- _Excerpt provided_:
PEP 600: Future 'manylinux' Platform Tags for Portable Linux Built Distributions

Thanks everyone for the feedback!

OK.

OK.

Good point.

So it’s probably obvious but just to be clear, the actual implementation in pip is up to the pip maintainers – the code in the PEP is only to illustrate which wheels are supposed to be installable on which system, and any code that ends up doing that is fine. (I do wonder if pip might want to stop generating all the tags at some point, since pep425tags.py is getting pretty convoluted and has accumulated a number of dubious edge cases, as @brettcannon has noted. But that’s a separate issue :-).)

Anyway, it should be possible to generate all the supported manylinux tags using this algorithm:

  • fetch the current glibc version (pip already has code for this)
  • enumerate all the versions between some lower bound (let’s say 2.5 = manylinux1) and the current version. So e.g. if the current glibc is 2.29, we’d enumerate: 2.5, 2.6, 2.7, …, 2.28, 2.29
  • fetch the current platform tag (pip already has code for this), e.g. x86_64
  • use these two pieces of information to generate all the candidate tags: manylinux_2_5_x86_64, manylinux_2_6_x86_64, …, manylinux_2_29_x86_64
  • for each candidate tag, run the “manual override” logic

Comparing this to the text in the PEP, I can see two places where this would break down currently:

  • If we’re running on a hypothetical future system with glibc 3.x installed, then we can’t enumerate all the supported tags without somehow knowing what the maximal glibc 2.x version is. This is kind of an inherent limitation of the “generate all tags” approach. As a hack I’d suggest that if we’re on a glibc 3.x system, then generate all tags up to 2.99, and then 3.0 through 3.x. Since this is just for speculative future-proofing, it’s probably not worth worrying about too much; worst case we’ll just fix things later after the glibc devs actually start making 3.x plans.

  • In the PEP, we currently allow “manual overrides” to declare that systems are compatible with arbitrary manylinux wheels, e.g. a macos-on-ARM system could declare that no really it’s totally compatible with linux-glibc-on-x86-64 wheels. This is kinda silly, and causes problems for the enumeration approach. I edited the PEP to move the manual override checks down below the normal compatibility checks, so that now the manual overrides can only rule out compatibility, not rule it in. That fixes this issue.

    Technically my edit introduces a tiny backwards-compatibility break from how pip works currently. Right now pip only checks the manylinux overrides if the platform is linux_x86_64 or linux_i686, so you can’t declare that a macOS system supports manylinux, or that an ARM system supports manylinux. But before you could declare that a system with an ancient glibc or musl can install recent manylinux wheels, and my updated text prevents this. But this never did anything useful anyway, so I don’t think it matters. In fact, it’s not clear that anyone uses the override system at all, and if they do I’m pretty sure it’s only to disable manylinux wheels entirely (e.g. Nixos used to do this).

- _Available data_:

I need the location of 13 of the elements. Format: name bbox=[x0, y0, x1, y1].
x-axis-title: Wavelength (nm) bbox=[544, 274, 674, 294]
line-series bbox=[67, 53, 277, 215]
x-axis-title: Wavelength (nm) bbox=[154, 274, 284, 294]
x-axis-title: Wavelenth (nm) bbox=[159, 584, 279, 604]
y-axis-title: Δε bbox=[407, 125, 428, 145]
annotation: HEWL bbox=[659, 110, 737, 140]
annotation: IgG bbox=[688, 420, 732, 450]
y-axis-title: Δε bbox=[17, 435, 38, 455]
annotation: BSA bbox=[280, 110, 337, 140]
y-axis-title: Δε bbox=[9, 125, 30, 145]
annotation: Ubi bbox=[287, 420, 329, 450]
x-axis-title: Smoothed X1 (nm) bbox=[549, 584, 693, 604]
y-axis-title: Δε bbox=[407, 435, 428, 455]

- _Exercise instructions_:
- 1) According to the PEP 600 thread, which distribution used the override system to disable manylinux wheels entirely?
- 2) Return the lines of the records exactly, starting at the first line of the records and ending at the line that contains "annotation: Ubi bbox=[287, 420, 329, 450]", with both ends included.
The PEP 600 thread and the records have nothing to do with each other.

- _Solution set_:
- 1) Nixos

- 2)
I need the location of 13 of the elements. Format: name bbox=[x0, y0, x1, y1].
x-axis-title: Wavelength (nm) bbox=[544, 274, 674, 294]
line-series bbox=[67, 53, 277, 215]
x-axis-title: Wavelength (nm) bbox=[154, 274, 284, 294]
x-axis-title: Wavelenth (nm) bbox=[159, 584, 279, 604]
y-axis-title: Δε bbox=[407, 125, 428, 145]
annotation: HEWL bbox=[659, 110, 737, 140]
annotation: IgG bbox=[688, 420, 732, 450]
y-axis-title: Δε bbox=[17, 435, 38, 455]
annotation: BSA bbox=[280, 110, 337, 140]
y-axis-title: Δε bbox=[9, 125, 30, 145]
annotation: Ubi bbox=[287, 420, 329, 450]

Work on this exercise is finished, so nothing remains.